Turn the lines of all the records below into a numbered list, leaving out the blank lines and the pictures.

-- Dataset items --
-----
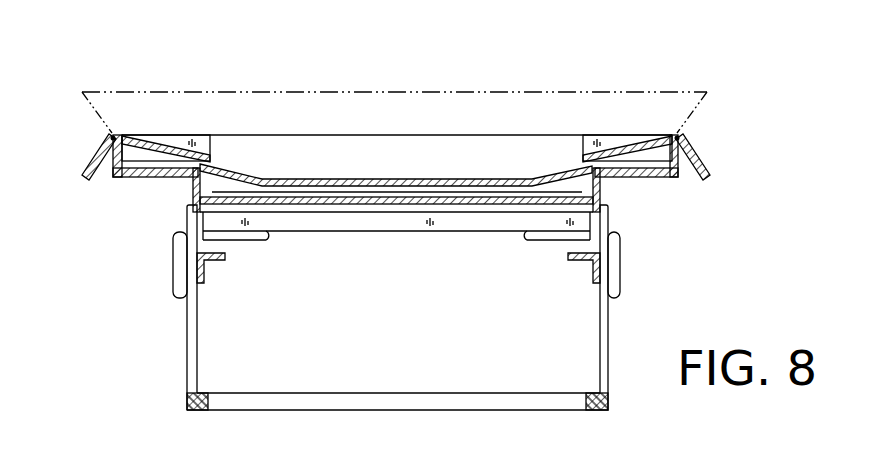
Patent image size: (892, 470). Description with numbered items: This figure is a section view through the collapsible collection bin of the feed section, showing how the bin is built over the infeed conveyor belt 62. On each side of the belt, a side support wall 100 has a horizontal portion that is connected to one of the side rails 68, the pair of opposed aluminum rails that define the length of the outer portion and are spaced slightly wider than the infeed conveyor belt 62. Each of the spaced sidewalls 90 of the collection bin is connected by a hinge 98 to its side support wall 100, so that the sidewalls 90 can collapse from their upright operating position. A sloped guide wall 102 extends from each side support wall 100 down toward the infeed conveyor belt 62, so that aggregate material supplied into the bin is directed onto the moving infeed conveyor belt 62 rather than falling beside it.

The infeed conveyor belt 62 is at (352, 178).
The side rails 68 is at (195, 191).
The sidewalls 90 is at (96, 153).
The hinge 98 is at (110, 142).
The side support wall 100 is at (678, 160).
The sloped guide wall 102 is at (155, 146).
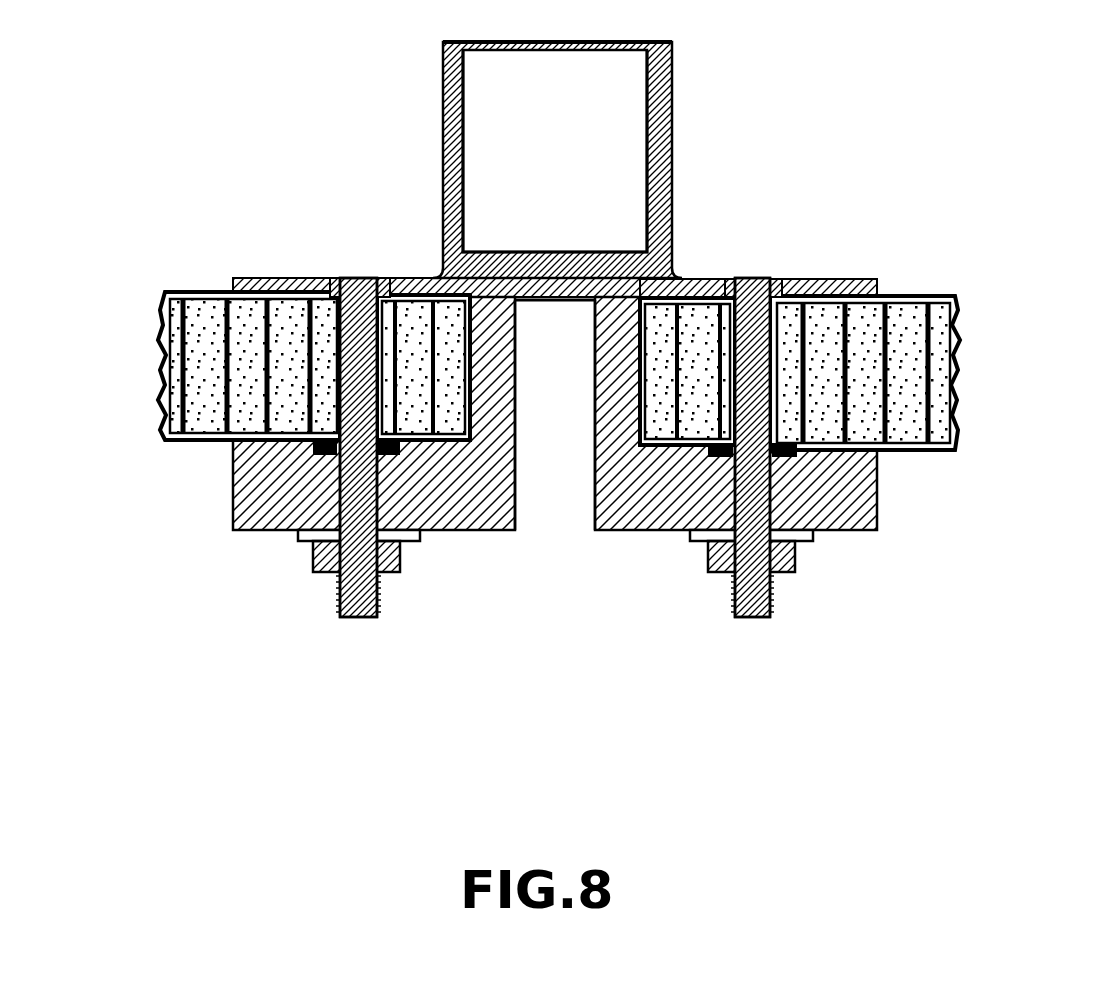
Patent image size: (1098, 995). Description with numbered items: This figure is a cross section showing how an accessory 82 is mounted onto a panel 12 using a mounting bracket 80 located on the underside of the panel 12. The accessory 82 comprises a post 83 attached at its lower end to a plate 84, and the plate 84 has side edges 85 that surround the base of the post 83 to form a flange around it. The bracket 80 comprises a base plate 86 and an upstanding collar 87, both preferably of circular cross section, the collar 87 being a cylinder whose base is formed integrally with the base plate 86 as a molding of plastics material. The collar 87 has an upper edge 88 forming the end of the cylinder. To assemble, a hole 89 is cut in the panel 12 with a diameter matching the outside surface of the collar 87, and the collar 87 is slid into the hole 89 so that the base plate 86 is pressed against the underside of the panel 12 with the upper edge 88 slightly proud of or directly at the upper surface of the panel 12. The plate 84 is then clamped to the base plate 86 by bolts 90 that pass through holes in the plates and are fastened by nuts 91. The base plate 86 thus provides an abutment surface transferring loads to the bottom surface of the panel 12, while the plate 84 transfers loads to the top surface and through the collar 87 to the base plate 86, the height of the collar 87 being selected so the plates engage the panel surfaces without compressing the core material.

The panel 12 is at (976, 354).
The mounting bracket 80 is at (622, 356).
The accessory 82 is at (577, 169).
The post 83 is at (672, 133).
The plate 84 is at (405, 278).
The side edges 85 is at (830, 280).
The base plate 86 is at (652, 523).
The collar 87 is at (517, 362).
The upper edge 88 is at (497, 298).
The hole 89 is at (676, 280).
The bolts 90 is at (340, 278).
The nuts 91 is at (313, 568).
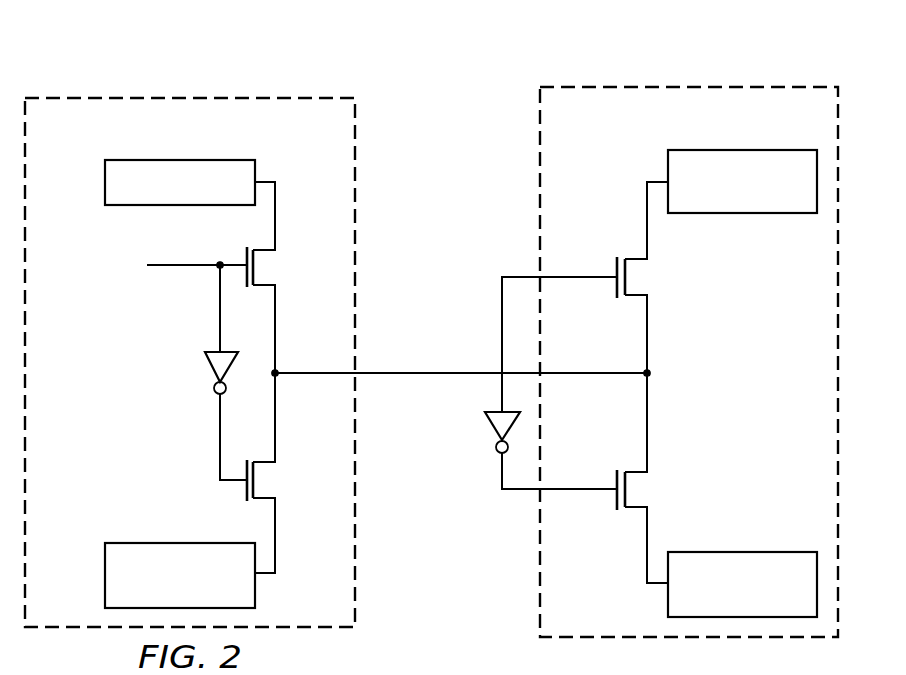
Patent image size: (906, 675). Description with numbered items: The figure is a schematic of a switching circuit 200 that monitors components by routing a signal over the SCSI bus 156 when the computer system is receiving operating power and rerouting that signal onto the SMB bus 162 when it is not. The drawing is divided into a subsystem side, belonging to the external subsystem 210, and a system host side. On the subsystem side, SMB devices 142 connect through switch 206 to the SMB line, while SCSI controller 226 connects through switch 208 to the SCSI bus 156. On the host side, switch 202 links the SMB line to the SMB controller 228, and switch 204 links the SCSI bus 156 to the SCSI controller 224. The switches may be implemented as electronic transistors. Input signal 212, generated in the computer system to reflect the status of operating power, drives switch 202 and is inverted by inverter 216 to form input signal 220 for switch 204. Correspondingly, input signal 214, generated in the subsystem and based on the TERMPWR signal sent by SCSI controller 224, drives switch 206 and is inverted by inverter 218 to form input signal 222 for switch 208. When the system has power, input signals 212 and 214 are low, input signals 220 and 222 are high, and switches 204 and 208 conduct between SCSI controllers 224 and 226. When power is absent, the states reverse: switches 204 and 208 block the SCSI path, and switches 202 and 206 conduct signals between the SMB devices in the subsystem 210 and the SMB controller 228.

The switching circuit 200 is at (637, 61).
The external subsystem 210 is at (295, 138).
The SMB 142 is at (105, 178).
The SMB bus 162 is at (278, 198).
The SCSI bus 156 is at (280, 558).
The switch 206 is at (246, 253).
The switch 208 is at (246, 490).
The input signal 214 is at (199, 268).
The inverter 218 is at (210, 370).
The input signal 222 is at (218, 440).
The SCSI controller 226 is at (105, 580).
The input signal 212 is at (500, 300).
The inverter 216 is at (492, 428).
The input signal 220 is at (500, 472).
The switch 202 is at (615, 262).
The switch 204 is at (614, 502).
The SMB controller 228 is at (753, 213).
The SCSI controller 224 is at (753, 552).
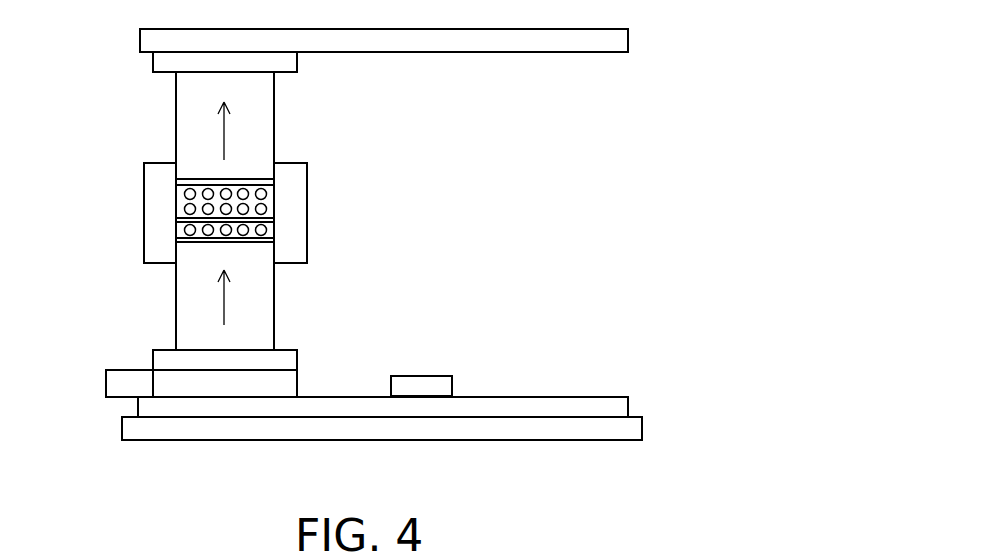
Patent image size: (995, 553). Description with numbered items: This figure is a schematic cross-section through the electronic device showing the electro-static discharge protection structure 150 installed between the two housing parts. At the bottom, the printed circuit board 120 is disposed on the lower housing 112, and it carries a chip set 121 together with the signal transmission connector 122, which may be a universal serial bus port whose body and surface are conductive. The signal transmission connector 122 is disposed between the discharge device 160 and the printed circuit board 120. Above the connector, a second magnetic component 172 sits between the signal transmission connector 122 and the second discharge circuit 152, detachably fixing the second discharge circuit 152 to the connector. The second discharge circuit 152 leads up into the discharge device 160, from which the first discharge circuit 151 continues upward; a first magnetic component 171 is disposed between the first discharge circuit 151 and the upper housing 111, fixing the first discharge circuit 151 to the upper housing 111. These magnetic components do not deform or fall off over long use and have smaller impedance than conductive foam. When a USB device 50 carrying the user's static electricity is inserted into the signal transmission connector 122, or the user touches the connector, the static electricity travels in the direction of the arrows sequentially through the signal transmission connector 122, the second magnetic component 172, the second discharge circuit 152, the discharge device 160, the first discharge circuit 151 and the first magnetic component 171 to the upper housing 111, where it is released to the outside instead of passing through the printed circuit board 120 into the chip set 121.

The upper housing 111 is at (148, 37).
The first magnetic component 171 is at (160, 58).
The first discharge circuit 151 is at (183, 98).
The discharge device 160 is at (143, 225).
The electro-static discharge protection structure 150 is at (337, 210).
The second discharge circuit 152 is at (188, 302).
The second magnetic component 172 is at (167, 358).
The signal transmission connector 122 is at (283, 380).
The USB device 50 is at (120, 385).
The chip set 121 is at (430, 382).
The printed circuit board 120 is at (147, 407).
The lower housing 112 is at (132, 430).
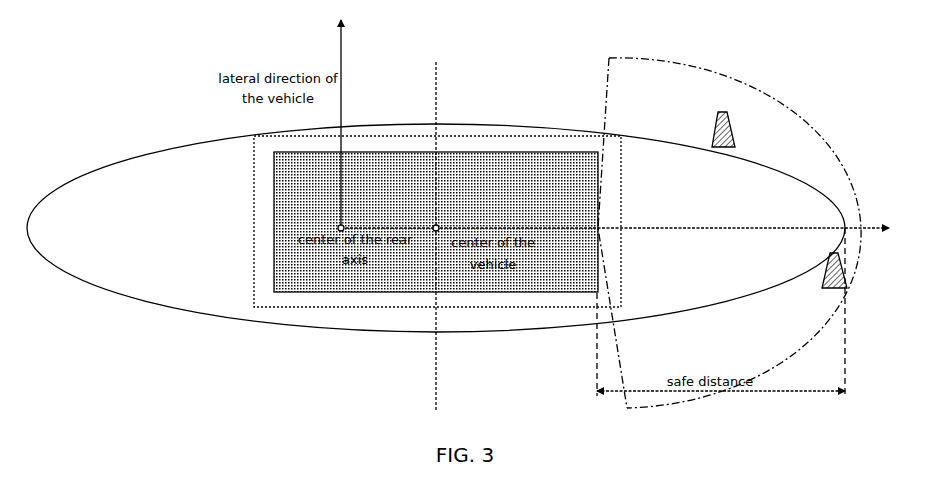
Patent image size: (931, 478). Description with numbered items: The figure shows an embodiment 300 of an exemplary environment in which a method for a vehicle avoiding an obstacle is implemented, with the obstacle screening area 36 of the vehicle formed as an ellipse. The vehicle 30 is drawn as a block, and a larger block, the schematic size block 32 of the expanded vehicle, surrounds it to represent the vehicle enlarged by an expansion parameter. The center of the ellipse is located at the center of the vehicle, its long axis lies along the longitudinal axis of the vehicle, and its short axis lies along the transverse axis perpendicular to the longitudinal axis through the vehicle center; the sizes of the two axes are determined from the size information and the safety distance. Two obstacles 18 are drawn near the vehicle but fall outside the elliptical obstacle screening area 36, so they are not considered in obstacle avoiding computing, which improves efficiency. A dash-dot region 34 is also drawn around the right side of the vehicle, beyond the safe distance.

The embodiment 300 is at (182, 46).
The obstacle screening area 36 is at (160, 147).
The schematic size block of the expanded vehicle 32 is at (395, 135).
The vehicle 30 is at (478, 152).
The sensing region 34 is at (785, 112).
The obstacle 18 is at (728, 126).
-----
-- Correct output --
1. Patent image size: (892, 470). Description with numbered items: This figure is a section view through the collapsible collection bin of the feed section, showing how the bin is built over the infeed conveyor belt 62. On each side of the belt, a side support wall 100 has a horizontal portion that is connected to one of the side rails 68, the pair of opposed aluminum rails that define the length of the outer portion and are spaced slightly wider than the infeed conveyor belt 62. Each of the spaced sidewalls 90 of the collection bin is connected by a hinge 98 to its side support wall 100, so that the sidewalls 90 can collapse from their upright operating position. A sloped guide wall 102 extends from each side support wall 100 down toward the infeed conveyor belt 62, so that aggregate material supplied into the bin is directed onto the moving infeed conveyor belt 62 rather than falling beside it.
2. The infeed conveyor belt 62 is at (352, 178).
3. The side rails 68 is at (195, 191).
4. The sidewalls 90 is at (96, 153).
5. The hinge 98 is at (110, 142).
6. The side support wall 100 is at (678, 160).
7. The sloped guide wall 102 is at (155, 146).
8. Patent image size: (1098, 995). Description with numbered items: This figure is a cross section showing how an accessory 82 is mounted onto a panel 12 using a mounting bracket 80 located on the underside of the panel 12. The accessory 82 comprises a post 83 attached at its lower end to a plate 84, and the plate 84 has side edges 85 that surround the base of the post 83 to form a flange around it. The bracket 80 comprises a base plate 86 and an upstanding collar 87, both preferably of circular cross section, the collar 87 being a cylinder whose base is formed integrally with the base plate 86 as a molding of plastics material. The collar 87 has an upper edge 88 forming the end of the cylinder. To assemble, a hole 89 is cut in the panel 12 with a diameter matching the outside surface of the collar 87, and the collar 87 is slid into the hole 89 so that the base plate 86 is pressed against the underside of the panel 12 with the upper edge 88 slightly proud of or directly at the upper surface of the panel 12. The plate 84 is then clamped to the base plate 86 by bolts 90 that pass through holes in the plates and are fastened by nuts 91. The base plate 86 thus provides an abutment surface transferring loads to the bottom surface of the panel 12, while the plate 84 transfers loads to the top surface and through the collar 87 to the base plate 86, the height of the collar 87 being selected so the plates engage the panel surfaces without compressing the core material.
9. The panel 12 is at (976, 354).
10. The mounting bracket 80 is at (622, 356).
11. The accessory 82 is at (577, 169).
12. The post 83 is at (672, 133).
13. The plate 84 is at (405, 278).
14. The side edges 85 is at (830, 280).
15. The base plate 86 is at (652, 523).
16. The collar 87 is at (517, 362).
17. The upper edge 88 is at (497, 298).
18. The hole 89 is at (676, 280).
19. The bolts 90 is at (340, 278).
20. The nuts 91 is at (313, 568).
21. Patent image size: (906, 675). Description with numbered items: The figure is a schematic of a switching circuit 200 that monitors components by routing a signal over the SCSI bus 156 when the computer system is receiving operating power and rerouting that signal onto the SMB bus 162 when it is not. The drawing is divided into a subsystem side, belonging to the external subsystem 210, and a system host side. On the subsystem side, SMB devices 142 connect through switch 206 to the SMB line, while SCSI controller 226 connects through switch 208 to the SCSI bus 156. On the host side, switch 202 links the SMB line to the SMB controller 228, and switch 204 links the SCSI bus 156 to the SCSI controller 224. The switches may be implemented as electronic transistors. Input signal 212, generated in the computer system to reflect the status of operating power, drives switch 202 and is inverted by inverter 216 to form input signal 220 for switch 204. Correspondingly, input signal 214, generated in the subsystem and based on the TERMPWR signal sent by SCSI controller 224, drives switch 206 and is inverted by inverter 218 to form input signal 222 for switch 208. When the system has power, input signals 212 and 214 are low, input signals 220 and 222 are high, and switches 204 and 208 conduct between SCSI controllers 224 and 226. When power is absent, the states reverse: switches 204 and 208 block the SCSI path, and switches 202 and 206 conduct signals between the SMB devices in the subsystem 210 and the SMB controller 228.
22. The switching circuit 200 is at (637, 61).
23. The external subsystem 210 is at (295, 138).
24. The SMB 142 is at (105, 178).
25. The SMB bus 162 is at (278, 198).
26. The SCSI bus 156 is at (280, 558).
27. The switch 206 is at (246, 253).
28. The switch 208 is at (246, 490).
29. The input signal 214 is at (199, 268).
30. The inverter 218 is at (210, 370).
31. The input signal 222 is at (218, 440).
32. The SCSI controller 226 is at (105, 580).
33. The input signal 212 is at (500, 300).
34. The inverter 216 is at (492, 428).
35. The input signal 220 is at (500, 472).
36. The switch 202 is at (615, 262).
37. The switch 204 is at (614, 502).
38. The SMB controller 228 is at (753, 213).
39. The SCSI controller 224 is at (753, 552).
40. Patent image size: (995, 553). Description with numbered items: This figure is a schematic cross-section through the electronic device showing the electro-static discharge protection structure 150 installed between the two housing parts. At the bottom, the printed circuit board 120 is disposed on the lower housing 112, and it carries a chip set 121 together with the signal transmission connector 122, which may be a universal serial bus port whose body and surface are conductive. The signal transmission connector 122 is disposed between the discharge device 160 and the printed circuit board 120. Above the connector, a second magnetic component 172 sits between the signal transmission connector 122 and the second discharge circuit 152, detachably fixing the second discharge circuit 152 to the connector. The second discharge circuit 152 leads up into the discharge device 160, from which the first discharge circuit 151 continues upward; a first magnetic component 171 is disposed between the first discharge circuit 151 and the upper housing 111, fixing the first discharge circuit 151 to the upper housing 111. These magnetic components do not deform or fall off over long use and have smaller impedance than conductive foam. When a USB device 50 carrying the user's static electricity is inserted into the signal transmission connector 122, or the user touches the connector, the static electricity travels in the direction of the arrows sequentially through the signal transmission connector 122, the second magnetic component 172, the second discharge circuit 152, the discharge device 160, the first discharge circuit 151 and the first magnetic component 171 to the upper housing 111, where it is released to the outside instead of passing through the printed circuit board 120 into the chip set 121.
41. The upper housing 111 is at (148, 37).
42. The first magnetic component 171 is at (160, 58).
43. The first discharge circuit 151 is at (183, 98).
44. The discharge device 160 is at (143, 225).
45. The electro-static discharge protection structure 150 is at (337, 210).
46. The second discharge circuit 152 is at (188, 302).
47. The second magnetic component 172 is at (167, 358).
48. The signal transmission connector 122 is at (283, 380).
49. The USB device 50 is at (120, 385).
50. The chip set 121 is at (430, 382).
51. The printed circuit board 120 is at (147, 407).
52. The lower housing 112 is at (132, 430).
53. Patent image size: (931, 478). Description with numbered items: The figure shows an embodiment 300 of an exemplary environment in which a method for a vehicle avoiding an obstacle is implemented, with the obstacle screening area 36 of the vehicle formed as an ellipse. The vehicle 30 is drawn as a block, and a larger block, the schematic size block 32 of the expanded vehicle, surrounds it to represent the vehicle enlarged by an expansion parameter. The center of the ellipse is located at the center of the vehicle, its long axis lies along the longitudinal axis of the vehicle, and its short axis lies along the transverse axis perpendicular to the longitudinal axis through the vehicle center; the sizes of the two axes are determined from the size information and the safety distance. Two obstacles 18 are drawn near the vehicle but fall outside the elliptical obstacle screening area 36, so they are not considered in obstacle avoiding computing, which improves efficiency. A dash-dot region 34 is also drawn around the right side of the vehicle, beyond the safe distance.
54. The embodiment 300 is at (182, 46).
55. The obstacle screening area 36 is at (160, 147).
56. The schematic size block of the expanded vehicle 32 is at (395, 135).
57. The vehicle 30 is at (478, 152).
58. The sensing region 34 is at (785, 112).
59. The obstacle 18 is at (728, 126).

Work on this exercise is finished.